Written exercise:
The records are set out below this line. Return exactly the lines from the one containing "What data populates" through the last, and exclude the pictures.

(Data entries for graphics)
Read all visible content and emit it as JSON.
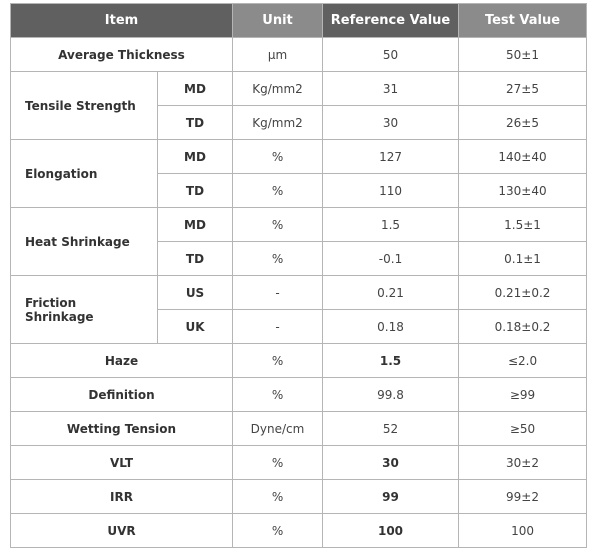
{
  "header": [
    "Item",
    "Unit",
    "Reference Value",
    "Test Value"
  ],
  "rows": [
    {
      "item": "Average Thickness",
      "unit": "μm",
      "reference": "50",
      "test": "50±1"
    },
    {
      "item": "Tensile Strength",
      "subrows": [
        {
          "sub": "MD",
          "unit": "Kg/mm2",
          "reference": "31",
          "test": "27±5"
        },
        {
          "sub": "TD",
          "unit": "Kg/mm2",
          "reference": "30",
          "test": "26±5"
        }
      ]
    },
    {
      "item": "Elongation",
      "subrows": [
        {
          "sub": "MD",
          "unit": "%",
          "reference": "127",
          "test": "140±40"
        },
        {
          "sub": "TD",
          "unit": "%",
          "reference": "110",
          "test": "130±40"
        }
      ]
    },
    {
      "item": "Heat Shrinkage",
      "subrows": [
        {
          "sub": "MD",
          "unit": "%",
          "reference": "1.5",
          "test": "1.5±1"
        },
        {
          "sub": "TD",
          "unit": "%",
          "reference": "-0.1",
          "test": "0.1±1"
        }
      ]
    },
    {
      "item": "Friction\nShrinkage",
      "subrows": [
        {
          "sub": "US",
          "unit": "-",
          "reference": "0.21",
          "test": "0.21±0.2"
        },
        {
          "sub": "UK",
          "unit": "-",
          "reference": "0.18",
          "test": "0.18±0.2"
        }
      ]
    },
    {
      "item": "Haze",
      "unit": "%",
      "reference": "1.5",
      "test": "≤2.0",
      "emphasis": true
    },
    {
      "item": "Definition",
      "unit": "%",
      "reference": "99.8",
      "test": "≥99"
    },
    {
      "item": "Wetting Tension",
      "unit": "Dyne/cm",
      "reference": "52",
      "test": "≥50"
    },
    {
      "item": "VLT",
      "unit": "%",
      "reference": "30",
      "test": "30±2",
      "emphasis": true
    },
    {
      "item": "IRR",
      "unit": "%",
      "reference": "99",
      "test": "99±2",
      "emphasis": true
    },
    {
      "item": "UVR",
      "unit": "%",
      "reference": "100",
      "test": "100",
      "emphasis": true
    }
  ]
}
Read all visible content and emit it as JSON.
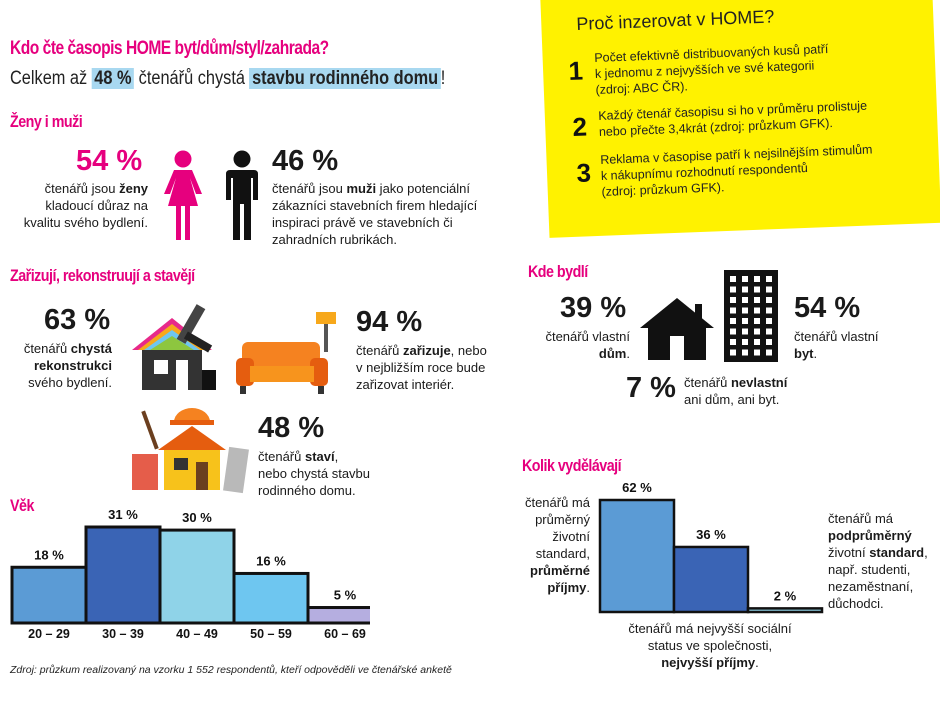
{
  "header": {
    "title": "Kdo čte časopis HOME byt/dům/styl/zahrada?",
    "subtitle_pre": "Celkem až ",
    "subtitle_pct": "48 %",
    "subtitle_mid": " čtenářů chystá ",
    "subtitle_hl": "stavbu rodinného domu",
    "subtitle_end": "!"
  },
  "why": {
    "title": "Proč inzerovat v HOME?",
    "items": [
      {
        "num": "1",
        "lines": [
          "Počet efektivně distribuovaných kusů patří",
          "k jednomu z nejvyšších ve své kategorii",
          "(zdroj: ABC ČR)."
        ]
      },
      {
        "num": "2",
        "lines": [
          "Každý čtenář časopisu si ho v průměru prolistuje",
          "nebo přečte 3,4krát (zdroj: průzkum GFK)."
        ]
      },
      {
        "num": "3",
        "lines": [
          "Reklama v časopise patří k nejsilnějším stimulům",
          "k nákupnímu rozhodnutí respondentů",
          "(zdroj: průzkum GFK)."
        ]
      }
    ]
  },
  "gender": {
    "title": "Ženy i muži",
    "women_pct": "54 %",
    "women_l1a": "čtenářů jsou ",
    "women_l1b": "ženy",
    "women_l2": "kladoucí důraz na",
    "women_l3": "kvalitu svého bydlení.",
    "men_pct": "46 %",
    "men_l1a": "čtenářů jsou ",
    "men_l1b": "muži",
    "men_l1c": " jako potenciální",
    "men_l2": "zákazníci stavebních firem hledající",
    "men_l3": "inspiraci právě ve stavebních či",
    "men_l4": "zahradních rubrikách."
  },
  "build": {
    "title": "Zařizují, rekonstruují a stavějí",
    "renov_pct": "63 %",
    "renov_l1a": "čtenářů ",
    "renov_l1b": "chystá",
    "renov_l2": "rekonstrukci",
    "renov_l3": "svého bydlení.",
    "furnish_pct": "94 %",
    "furnish_l1a": "čtenářů ",
    "furnish_l1b": "zařizuje",
    "furnish_l1c": ", nebo",
    "furnish_l2": "v nejbližším roce bude",
    "furnish_l3": "zařizovat interiér.",
    "builds_pct": "48 %",
    "builds_l1a": "čtenářů ",
    "builds_l1b": "staví",
    "builds_l1c": ",",
    "builds_l2": "nebo chystá stavbu",
    "builds_l3": "rodinného domu."
  },
  "living": {
    "title": "Kde bydlí",
    "house_pct": "39 %",
    "house_l1": "čtenářů vlastní",
    "house_l2": "dům",
    "house_l2b": ".",
    "flat_pct": "54 %",
    "flat_l1": "čtenářů vlastní",
    "flat_l2": "byt",
    "flat_l2b": ".",
    "none_pct": "7 %",
    "none_l1a": "čtenářů ",
    "none_l1b": "nevlastní",
    "none_l2": "ani dům, ani byt."
  },
  "income": {
    "title": "Kolik vydělávají",
    "left_l1": "čtenářů má",
    "left_l2": "průměrný",
    "left_l3": "životní",
    "left_l4": "standard,",
    "left_l5": "průměrné",
    "left_l6": "příjmy",
    "left_l6b": ".",
    "right_l1": "čtenářů má",
    "right_l2": "podprůměrný",
    "right_l3a": "životní ",
    "right_l3b": "standard",
    "right_l3c": ",",
    "right_l4": "např. studenti,",
    "right_l5": "nezaměstnaní,",
    "right_l6": "důchodci.",
    "bottom_l1": "čtenářů má nejvyšší sociální",
    "bottom_l2": "status ve společnosti,",
    "bottom_l3": "nejvyšší příjmy",
    "bottom_l3b": "."
  },
  "age": {
    "title": "Věk"
  },
  "source": "Zdroj: průzkum realizovaný na vzorku 1 552 respondentů, kteří odpověděli ve čtenářské anketě",
  "colors": {
    "pink": "#e6007e",
    "yellow": "#fff200",
    "bar1": "#5b9bd5",
    "bar2": "#3a64b5",
    "bar3": "#8fd3e8",
    "bar4": "#6ec6f0",
    "bar5": "#b5aee0"
  },
  "chart_data": [
    {
      "type": "bar",
      "title": "Věk",
      "categories": [
        "20 – 29",
        "30 – 39",
        "40 – 49",
        "50 – 59",
        "60 – 69"
      ],
      "values": [
        18,
        31,
        30,
        16,
        5
      ],
      "labels": [
        "18 %",
        "31 %",
        "30 %",
        "16 %",
        "5 %"
      ],
      "ylim": [
        0,
        35
      ]
    },
    {
      "type": "bar",
      "title": "Kolik vydělávají",
      "categories": [
        "průměrné příjmy",
        "podprůměrné",
        "nejvyšší příjmy"
      ],
      "values": [
        62,
        36,
        2
      ],
      "labels": [
        "62 %",
        "36 %",
        "2 %"
      ],
      "ylim": [
        0,
        65
      ]
    }
  ]
}
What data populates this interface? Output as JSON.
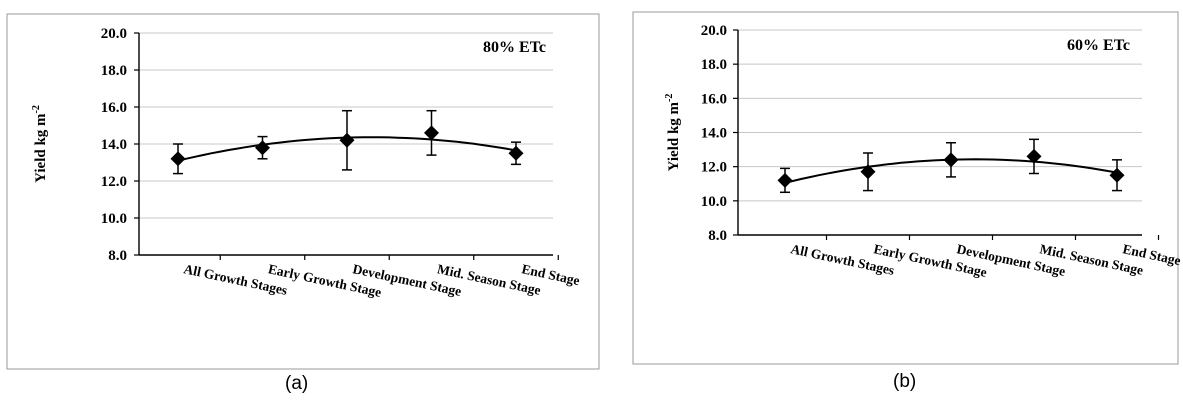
{
  "chart_data": [
    {
      "type": "line",
      "panel": "(a)",
      "annotation": "80% ETc",
      "ylabel": "Yield kg m",
      "ylabel_superscript": "-2",
      "categories": [
        "All Growth Stages",
        "Early Growth Stage",
        "Development Stage",
        "Mid. Season Stage",
        "End Stage"
      ],
      "values": [
        13.2,
        13.8,
        14.2,
        14.6,
        13.5
      ],
      "error": [
        0.8,
        0.6,
        1.6,
        1.2,
        0.6
      ],
      "ylim": [
        8.0,
        20.0
      ],
      "yticks": [
        "8.0",
        "10.0",
        "12.0",
        "14.0",
        "16.0",
        "18.0",
        "20.0"
      ],
      "trendline": "polynomial",
      "grid": true
    },
    {
      "type": "line",
      "panel": "(b)",
      "annotation": "60% ETc",
      "ylabel": "Yield kg m",
      "ylabel_superscript": "-2",
      "categories": [
        "All Growth Stages",
        "Early Growth Stage",
        "Development Stage",
        "Mid. Season Stage",
        "End Stage"
      ],
      "values": [
        11.2,
        11.7,
        12.4,
        12.6,
        11.5
      ],
      "error": [
        0.7,
        1.1,
        1.0,
        1.0,
        0.9
      ],
      "ylim": [
        8.0,
        20.0
      ],
      "yticks": [
        "8.0",
        "10.0",
        "12.0",
        "14.0",
        "16.0",
        "18.0",
        "20.0"
      ],
      "trendline": "polynomial",
      "grid": true
    }
  ]
}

Reply to the exercise:
What data populates this interface? Output as JSON.
{
  "chart_data": [
    {
      "type": "line",
      "panel": "(a)",
      "annotation": "80% ETc",
      "ylabel": "Yield kg m",
      "ylabel_superscript": "-2",
      "categories": [
        "All Growth Stages",
        "Early Growth Stage",
        "Development Stage",
        "Mid. Season Stage",
        "End Stage"
      ],
      "values": [
        13.2,
        13.8,
        14.2,
        14.6,
        13.5
      ],
      "error": [
        0.8,
        0.6,
        1.6,
        1.2,
        0.6
      ],
      "ylim": [
        8.0,
        20.0
      ],
      "yticks": [
        "8.0",
        "10.0",
        "12.0",
        "14.0",
        "16.0",
        "18.0",
        "20.0"
      ],
      "trendline": "polynomial",
      "grid": true
    },
    {
      "type": "line",
      "panel": "(b)",
      "annotation": "60% ETc",
      "ylabel": "Yield kg m",
      "ylabel_superscript": "-2",
      "categories": [
        "All Growth Stages",
        "Early Growth Stage",
        "Development Stage",
        "Mid. Season Stage",
        "End Stage"
      ],
      "values": [
        11.2,
        11.7,
        12.4,
        12.6,
        11.5
      ],
      "error": [
        0.7,
        1.1,
        1.0,
        1.0,
        0.9
      ],
      "ylim": [
        8.0,
        20.0
      ],
      "yticks": [
        "8.0",
        "10.0",
        "12.0",
        "14.0",
        "16.0",
        "18.0",
        "20.0"
      ],
      "trendline": "polynomial",
      "grid": true
    }
  ]
}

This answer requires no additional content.